- EXTRACT
--- --- ---

You can associate a range with each invoice (or payment) as the cumulative amount owing (paid) before the invoice (payment) was placed and the cumulative amount owing (paid) after. The two tables can then be joined where there is an overlap of these ranges.
The open_inv_amount is the positive difference between the cumulative amount invoiced and the cumulative amount paid.
The used_pay_amount is slightly more complicated but you need to find the difference between the lower of the current cumulative invoice and payment totals and the higher of the previous cumulative invoice and payment totals.
Output:
INVOICE_NUMBER REFERENCE USED_PAY_AMOUNT OPEN_INV_AMOUNT
-------------- --------- --------------- ---------------
100000000 PAYMENT01 12 18
100000000 PAYMENT02 18 0
100000001 PAYMENT02 10 15
100000001 PAYMENT03 2 13
100000001 PAYMENT04 13 0
100000002 PAYMENT04 13 0
100000003 PAYMENT04 4 14
100000003 PAYMENT05 14 0
100000004 PAYMENT05 1 11
Update:
Based on mathguy's method of using UNION to join the data, I came up with a different solution re-using some of my code.
WITH combined ( invoice_number, reference, i_amt, i_total, p_amt, p_total, total ) AS (
SELECT invoice_number,
NULL,
i_amount,
SUM( i_amount ) OVER ( ORDER BY creation_date, i_id ),
NULL,
NULL,
SUM( i_amount ) OVER ( ORDER BY creation_date, i_id )
FROM invoices
UNION ALL
SELECT NULL,
reference,
NULL,
NULL,
p_amount,
SUM( p_amount ) OVER ( ORDER BY received_date, p_id ),
SUM( p_amount ) OVER ( ORDER BY received_date, p_id )
FROM payments
ORDER BY 7,
2 NULLS LAST,
1 NULLS LAST
),
filled ( invoice_number, reference, i_prev, i_total, p_prev, p_total ) AS (
SELECT FIRST_VALUE( invoice_number ) IGNORE NULLS OVER ( ORDER BY ROWNUM ROWS BETWEEN CURRENT ROW AND UNBOUNDED FOLLOWING ),
FIRST_VALUE( reference ) IGNORE NULLS OVER ( ORDER BY ROWNUM ROWS BETWEEN CURRENT ROW AND UNBOUNDED FOLLOWING ),
FIRST_VALUE( i_total - i_amt ) IGNORE NULLS OVER ( ORDER BY ROWNUM ROWS BETWEEN CURRENT ROW AND UNBOUNDED FOLLOWING ),
FIRST_VALUE( i_total ) IGNORE NULLS OVER ( ORDER BY ROWNUM ROWS BETWEEN CURRENT ROW AND UNBOUNDED FOLLOWING ),
FIRST_VALUE( p_total - p_amt ) IGNORE NULLS OVER ( ORDER BY ROWNUM ROWS BETWEEN CURRENT ROW AND UNBOUNDED FOLLOWING ),
COALESCE(
p_total,
LEAD( p_total ) IGNORE NULLS OVER ( ORDER BY ROWNUM ),
LAG( p_total ) IGNORE NULLS OVER ( ORDER BY ROWNUM )

--- --- ---

- EXERCISE TASKS
a – Answer these questions from the excerpt on matching invoices to payments:
(i) What is the open_inv_amount?
(ii) Whose method does the update build on?
(iii) In the output, what USED_PAY_AMOUNT is shown for invoice 100000004 with PAYMENT05?
b – Does the excerpt on matching invoices to payments agree with each statement? Answer yes or no and quote the deciding words.
(i) The two tables are joined where their ranges overlap.
(ii) The updated solution was written without reusing any earlier code.
(iii) The running payment total is ordered by creation_date.

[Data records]
--- --- ---

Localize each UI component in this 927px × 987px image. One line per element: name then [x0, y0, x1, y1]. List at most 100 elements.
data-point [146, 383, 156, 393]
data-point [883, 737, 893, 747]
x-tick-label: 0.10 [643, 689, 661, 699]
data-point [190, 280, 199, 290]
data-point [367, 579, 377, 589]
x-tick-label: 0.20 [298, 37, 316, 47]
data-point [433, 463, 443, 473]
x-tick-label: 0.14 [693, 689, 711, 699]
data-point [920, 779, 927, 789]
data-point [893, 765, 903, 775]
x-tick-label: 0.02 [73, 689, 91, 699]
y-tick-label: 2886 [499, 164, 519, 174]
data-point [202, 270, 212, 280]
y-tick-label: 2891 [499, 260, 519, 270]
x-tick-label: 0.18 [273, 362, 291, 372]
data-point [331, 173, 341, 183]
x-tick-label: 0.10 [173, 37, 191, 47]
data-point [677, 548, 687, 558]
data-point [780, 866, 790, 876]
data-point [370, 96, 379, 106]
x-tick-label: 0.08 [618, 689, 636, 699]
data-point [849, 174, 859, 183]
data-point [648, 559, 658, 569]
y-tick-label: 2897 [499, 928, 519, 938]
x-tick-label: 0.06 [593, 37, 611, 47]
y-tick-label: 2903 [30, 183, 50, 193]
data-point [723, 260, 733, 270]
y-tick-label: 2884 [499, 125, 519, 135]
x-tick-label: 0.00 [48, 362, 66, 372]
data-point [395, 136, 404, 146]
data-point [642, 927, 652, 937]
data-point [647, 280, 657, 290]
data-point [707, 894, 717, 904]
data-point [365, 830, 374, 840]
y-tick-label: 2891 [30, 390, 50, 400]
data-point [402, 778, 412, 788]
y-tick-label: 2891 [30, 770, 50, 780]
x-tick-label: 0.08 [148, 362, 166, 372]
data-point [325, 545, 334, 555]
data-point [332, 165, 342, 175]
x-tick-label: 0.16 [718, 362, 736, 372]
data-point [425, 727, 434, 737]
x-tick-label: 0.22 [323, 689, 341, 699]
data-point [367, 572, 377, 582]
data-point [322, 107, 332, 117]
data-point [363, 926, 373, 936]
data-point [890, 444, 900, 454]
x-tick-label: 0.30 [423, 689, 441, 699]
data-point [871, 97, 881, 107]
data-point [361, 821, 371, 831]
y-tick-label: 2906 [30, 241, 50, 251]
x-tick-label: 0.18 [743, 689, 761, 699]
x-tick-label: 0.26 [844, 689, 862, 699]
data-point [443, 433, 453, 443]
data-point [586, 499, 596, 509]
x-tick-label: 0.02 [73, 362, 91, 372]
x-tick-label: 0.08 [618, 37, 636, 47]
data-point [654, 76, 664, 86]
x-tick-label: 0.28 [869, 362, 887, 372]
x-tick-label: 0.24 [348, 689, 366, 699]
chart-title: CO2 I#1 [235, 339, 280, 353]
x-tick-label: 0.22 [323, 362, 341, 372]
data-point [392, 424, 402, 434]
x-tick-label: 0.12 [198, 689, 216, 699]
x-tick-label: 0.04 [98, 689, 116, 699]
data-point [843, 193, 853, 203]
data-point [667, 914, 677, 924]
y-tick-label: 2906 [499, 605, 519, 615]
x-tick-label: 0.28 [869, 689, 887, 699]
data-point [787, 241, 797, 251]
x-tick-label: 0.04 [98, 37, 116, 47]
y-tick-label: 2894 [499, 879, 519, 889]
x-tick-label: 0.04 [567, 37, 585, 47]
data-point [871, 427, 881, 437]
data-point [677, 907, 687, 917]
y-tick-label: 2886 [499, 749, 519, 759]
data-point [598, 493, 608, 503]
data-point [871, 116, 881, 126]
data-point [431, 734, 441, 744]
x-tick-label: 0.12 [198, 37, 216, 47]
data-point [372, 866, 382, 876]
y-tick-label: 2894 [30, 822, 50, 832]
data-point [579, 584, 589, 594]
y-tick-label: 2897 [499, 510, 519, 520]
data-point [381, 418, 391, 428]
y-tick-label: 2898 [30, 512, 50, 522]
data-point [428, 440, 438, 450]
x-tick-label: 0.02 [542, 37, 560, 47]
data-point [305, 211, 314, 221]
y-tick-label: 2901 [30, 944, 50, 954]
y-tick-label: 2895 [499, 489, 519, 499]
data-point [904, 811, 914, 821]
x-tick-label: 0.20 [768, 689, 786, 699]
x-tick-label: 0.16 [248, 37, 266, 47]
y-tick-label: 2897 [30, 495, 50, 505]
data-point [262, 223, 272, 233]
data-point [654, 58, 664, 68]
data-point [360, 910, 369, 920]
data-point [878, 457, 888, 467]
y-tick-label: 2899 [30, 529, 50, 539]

--- --- ---

- SOLUTION SET
a –
(i) The positive difference between the cumulative amount invoiced and the cumulative amount paid.
(ii) Mathguy's method of using UNION to join the data.
(iii) 1

b –
(i) Yes: "The two tables can then be joined where there is an overlap of these ranges."
(ii) No: "re-using some of my code"
(iii) No: "SUM( p_amount ) OVER ( ORDER BY received_date, p_id )"